━━━━━ SOURCE MATERIAL ━━━━━

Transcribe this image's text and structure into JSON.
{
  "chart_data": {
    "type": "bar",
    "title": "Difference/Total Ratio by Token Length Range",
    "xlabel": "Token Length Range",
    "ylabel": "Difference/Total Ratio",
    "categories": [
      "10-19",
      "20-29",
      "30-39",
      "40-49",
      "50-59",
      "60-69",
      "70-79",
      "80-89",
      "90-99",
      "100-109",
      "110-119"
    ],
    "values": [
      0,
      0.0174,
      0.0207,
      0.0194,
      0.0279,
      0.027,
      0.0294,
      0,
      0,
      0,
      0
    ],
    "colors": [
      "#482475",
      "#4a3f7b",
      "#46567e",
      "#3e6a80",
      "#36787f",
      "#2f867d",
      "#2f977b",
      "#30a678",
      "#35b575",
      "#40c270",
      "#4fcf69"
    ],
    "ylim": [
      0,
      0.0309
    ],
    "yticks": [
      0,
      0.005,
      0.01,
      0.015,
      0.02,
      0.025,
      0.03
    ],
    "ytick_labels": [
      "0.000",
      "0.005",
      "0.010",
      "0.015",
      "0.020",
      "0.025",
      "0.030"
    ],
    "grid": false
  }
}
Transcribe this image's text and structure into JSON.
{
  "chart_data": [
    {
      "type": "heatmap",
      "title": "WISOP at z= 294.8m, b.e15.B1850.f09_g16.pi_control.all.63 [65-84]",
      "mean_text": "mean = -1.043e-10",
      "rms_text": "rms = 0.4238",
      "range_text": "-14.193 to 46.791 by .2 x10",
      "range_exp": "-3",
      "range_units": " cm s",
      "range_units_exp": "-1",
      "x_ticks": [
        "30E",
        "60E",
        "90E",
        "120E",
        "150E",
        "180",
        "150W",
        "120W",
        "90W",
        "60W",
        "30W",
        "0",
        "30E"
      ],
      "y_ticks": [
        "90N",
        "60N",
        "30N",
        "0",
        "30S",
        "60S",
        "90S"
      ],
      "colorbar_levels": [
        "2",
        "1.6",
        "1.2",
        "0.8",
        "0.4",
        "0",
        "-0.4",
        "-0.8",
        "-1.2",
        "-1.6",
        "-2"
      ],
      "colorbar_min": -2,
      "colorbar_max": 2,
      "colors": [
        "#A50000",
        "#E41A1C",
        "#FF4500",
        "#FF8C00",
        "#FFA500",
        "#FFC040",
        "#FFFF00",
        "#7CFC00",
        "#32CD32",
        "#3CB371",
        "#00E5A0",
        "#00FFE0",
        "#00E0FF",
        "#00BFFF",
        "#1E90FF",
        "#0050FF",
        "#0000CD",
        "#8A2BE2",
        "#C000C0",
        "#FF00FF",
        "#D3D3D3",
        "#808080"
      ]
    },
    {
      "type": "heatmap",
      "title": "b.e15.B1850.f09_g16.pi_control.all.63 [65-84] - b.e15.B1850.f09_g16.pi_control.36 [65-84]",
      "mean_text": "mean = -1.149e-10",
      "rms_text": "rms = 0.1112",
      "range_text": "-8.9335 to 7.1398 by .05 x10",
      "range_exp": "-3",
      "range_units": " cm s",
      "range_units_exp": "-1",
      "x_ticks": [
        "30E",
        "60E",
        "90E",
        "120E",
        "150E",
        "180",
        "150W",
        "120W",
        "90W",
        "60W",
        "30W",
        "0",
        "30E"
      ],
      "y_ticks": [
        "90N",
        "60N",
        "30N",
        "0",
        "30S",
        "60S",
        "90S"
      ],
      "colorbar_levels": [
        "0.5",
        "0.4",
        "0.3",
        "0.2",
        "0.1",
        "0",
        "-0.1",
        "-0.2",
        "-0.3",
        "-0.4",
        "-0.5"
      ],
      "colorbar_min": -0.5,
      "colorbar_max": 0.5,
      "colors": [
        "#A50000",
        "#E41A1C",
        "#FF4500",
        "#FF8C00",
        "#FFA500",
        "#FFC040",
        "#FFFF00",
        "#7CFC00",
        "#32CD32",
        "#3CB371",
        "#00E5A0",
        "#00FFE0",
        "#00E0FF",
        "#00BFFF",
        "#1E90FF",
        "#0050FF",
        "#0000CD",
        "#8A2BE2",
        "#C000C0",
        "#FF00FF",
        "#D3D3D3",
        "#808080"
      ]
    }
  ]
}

━━━━━

> **WHAT TO WORK ON**: Write the entire listing out again, word for word.

> **TASK ANSWER**:
Transcribe this image's text and structure into JSON.
{
  "chart_data": {
    "type": "bar",
    "title": "Difference/Total Ratio by Token Length Range",
    "xlabel": "Token Length Range",
    "ylabel": "Difference/Total Ratio",
    "categories": [
      "10-19",
      "20-29",
      "30-39",
      "40-49",
      "50-59",
      "60-69",
      "70-79",
      "80-89",
      "90-99",
      "100-109",
      "110-119"
    ],
    "values": [
      0,
      0.0174,
      0.0207,
      0.0194,
      0.0279,
      0.027,
      0.0294,
      0,
      0,
      0,
      0
    ],
    "colors": [
      "#482475",
      "#4a3f7b",
      "#46567e",
      "#3e6a80",
      "#36787f",
      "#2f867d",
      "#2f977b",
      "#30a678",
      "#35b575",
      "#40c270",
      "#4fcf69"
    ],
    "ylim": [
      0,
      0.0309
    ],
    "yticks": [
      0,
      0.005,
      0.01,
      0.015,
      0.02,
      0.025,
      0.03
    ],
    "ytick_labels": [
      "0.000",
      "0.005",
      "0.010",
      "0.015",
      "0.020",
      "0.025",
      "0.030"
    ],
    "grid": false
  }
}
Transcribe this image's text and structure into JSON.
{
  "chart_data": [
    {
      "type": "heatmap",
      "title": "WISOP at z= 294.8m, b.e15.B1850.f09_g16.pi_control.all.63 [65-84]",
      "mean_text": "mean = -1.043e-10",
      "rms_text": "rms = 0.4238",
      "range_text": "-14.193 to 46.791 by .2 x10",
      "range_exp": "-3",
      "range_units": " cm s",
      "range_units_exp": "-1",
      "x_ticks": [
        "30E",
        "60E",
        "90E",
        "120E",
        "150E",
        "180",
        "150W",
        "120W",
        "90W",
        "60W",
        "30W",
        "0",
        "30E"
      ],
      "y_ticks": [
        "90N",
        "60N",
        "30N",
        "0",
        "30S",
        "60S",
        "90S"
      ],
      "colorbar_levels": [
        "2",
        "1.6",
        "1.2",
        "0.8",
        "0.4",
        "0",
        "-0.4",
        "-0.8",
        "-1.2",
        "-1.6",
        "-2"
      ],
      "colorbar_min": -2,
      "colorbar_max": 2,
      "colors": [
        "#A50000",
        "#E41A1C",
        "#FF4500",
        "#FF8C00",
        "#FFA500",
        "#FFC040",
        "#FFFF00",
        "#7CFC00",
        "#32CD32",
        "#3CB371",
        "#00E5A0",
        "#00FFE0",
        "#00E0FF",
        "#00BFFF",
        "#1E90FF",
        "#0050FF",
        "#0000CD",
        "#8A2BE2",
        "#C000C0",
        "#FF00FF",
        "#D3D3D3",
        "#808080"
      ]
    },
    {
      "type": "heatmap",
      "title": "b.e15.B1850.f09_g16.pi_control.all.63 [65-84] - b.e15.B1850.f09_g16.pi_control.36 [65-84]",
      "mean_text": "mean = -1.149e-10",
      "rms_text": "rms = 0.1112",
      "range_text": "-8.9335 to 7.1398 by .05 x10",
      "range_exp": "-3",
      "range_units": " cm s",
      "range_units_exp": "-1",
      "x_ticks": [
        "30E",
        "60E",
        "90E",
        "120E",
        "150E",
        "180",
        "150W",
        "120W",
        "90W",
        "60W",
        "30W",
        "0",
        "30E"
      ],
      "y_ticks": [
        "90N",
        "60N",
        "30N",
        "0",
        "30S",
        "60S",
        "90S"
      ],
      "colorbar_levels": [
        "0.5",
        "0.4",
        "0.3",
        "0.2",
        "0.1",
        "0",
        "-0.1",
        "-0.2",
        "-0.3",
        "-0.4",
        "-0.5"
      ],
      "colorbar_min": -0.5,
      "colorbar_max": 0.5,
      "colors": [
        "#A50000",
        "#E41A1C",
        "#FF4500",
        "#FF8C00",
        "#FFA500",
        "#FFC040",
        "#FFFF00",
        "#7CFC00",
        "#32CD32",
        "#3CB371",
        "#00E5A0",
        "#00FFE0",
        "#00E0FF",
        "#00BFFF",
        "#1E90FF",
        "#0050FF",
        "#0000CD",
        "#8A2BE2",
        "#C000C0",
        "#FF00FF",
        "#D3D3D3",
        "#808080"
      ]
    }
  ]
}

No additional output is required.